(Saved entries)
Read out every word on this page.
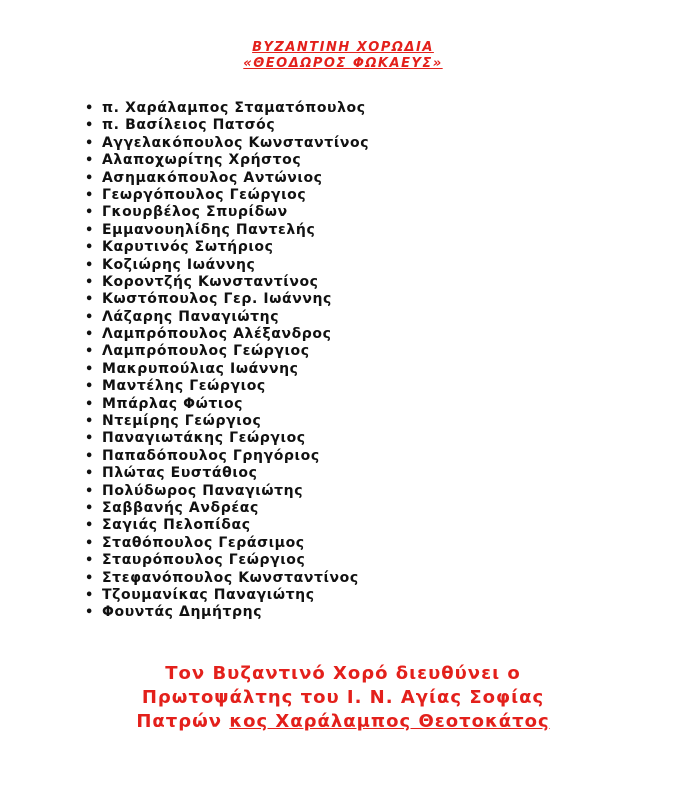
ΒΥΖΑΝΤΙΝΗ ΧΟΡΩΔΙΑ
«ΘΕΟΔΩΡΟΣ ΦΩΚΑΕΥΣ»
• π. Χαράλαμπος Σταματόπουλος
• π. Βασίλειος Πατσός
• Αγγελακόπουλος Κωνσταντίνος
• Αλαποχωρίτης Χρήστος
• Ασημακόπουλος Αντώνιος
• Γεωργόπουλος Γεώργιος
• Γκουρβέλος Σπυρίδων
• Εμμανουηλίδης Παντελής
• Καρυτινός Σωτήριος
• Κοζιώρης Ιωάννης
• Κοροντζής Κωνσταντίνος
• Κωστόπουλος Γερ. Ιωάννης
• Λάζαρης Παναγιώτης
• Λαμπρόπουλος Αλέξανδρος
• Λαμπρόπουλος Γεώργιος
• Μακρυπούλιας Ιωάννης
• Μαντέλης Γεώργιος
• Μπάρλας Φώτιος
• Ντεμίρης Γεώργιος
• Παναγιωτάκης Γεώργιος
• Παπαδόπουλος Γρηγόριος
• Πλώτας Ευστάθιος
• Πολύδωρος Παναγιώτης
• Σαββανής Ανδρέας
• Σαγιάς Πελοπίδας
• Σταθόπουλος Γεράσιμος
• Σταυρόπουλος Γεώργιος
• Στεφανόπουλος Κωνσταντίνος
• Τζουμανίκας Παναγιώτης
• Φουντάς Δημήτρης
Τον Βυζαντινό Χορό διευθύνει ο
Πρωτοψάλτης του Ι. Ν. Αγίας Σοφίας
Πατρών κος Χαράλαμπος Θεοτοκάτος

#### [Problem requirements]
In your copy, repeat each record exactly and include no pictures.

#### [Result of this task]
Read out every word on this page.
ΒΥΖΑΝΤΙΝΗ ΧΟΡΩΔΙΑ
«ΘΕΟΔΩΡΟΣ ΦΩΚΑΕΥΣ»
• π. Χαράλαμπος Σταματόπουλος
• π. Βασίλειος Πατσός
• Αγγελακόπουλος Κωνσταντίνος
• Αλαποχωρίτης Χρήστος
• Ασημακόπουλος Αντώνιος
• Γεωργόπουλος Γεώργιος
• Γκουρβέλος Σπυρίδων
• Εμμανουηλίδης Παντελής
• Καρυτινός Σωτήριος
• Κοζιώρης Ιωάννης
• Κοροντζής Κωνσταντίνος
• Κωστόπουλος Γερ. Ιωάννης
• Λάζαρης Παναγιώτης
• Λαμπρόπουλος Αλέξανδρος
• Λαμπρόπουλος Γεώργιος
• Μακρυπούλιας Ιωάννης
• Μαντέλης Γεώργιος
• Μπάρλας Φώτιος
• Ντεμίρης Γεώργιος
• Παναγιωτάκης Γεώργιος
• Παπαδόπουλος Γρηγόριος
• Πλώτας Ευστάθιος
• Πολύδωρος Παναγιώτης
• Σαββανής Ανδρέας
• Σαγιάς Πελοπίδας
• Σταθόπουλος Γεράσιμος
• Σταυρόπουλος Γεώργιος
• Στεφανόπουλος Κωνσταντίνος
• Τζουμανίκας Παναγιώτης
• Φουντάς Δημήτρης
Τον Βυζαντινό Χορό διευθύνει ο
Πρωτοψάλτης του Ι. Ν. Αγίας Σοφίας
Πατρών κος Χαράλαμπος Θεοτοκάτος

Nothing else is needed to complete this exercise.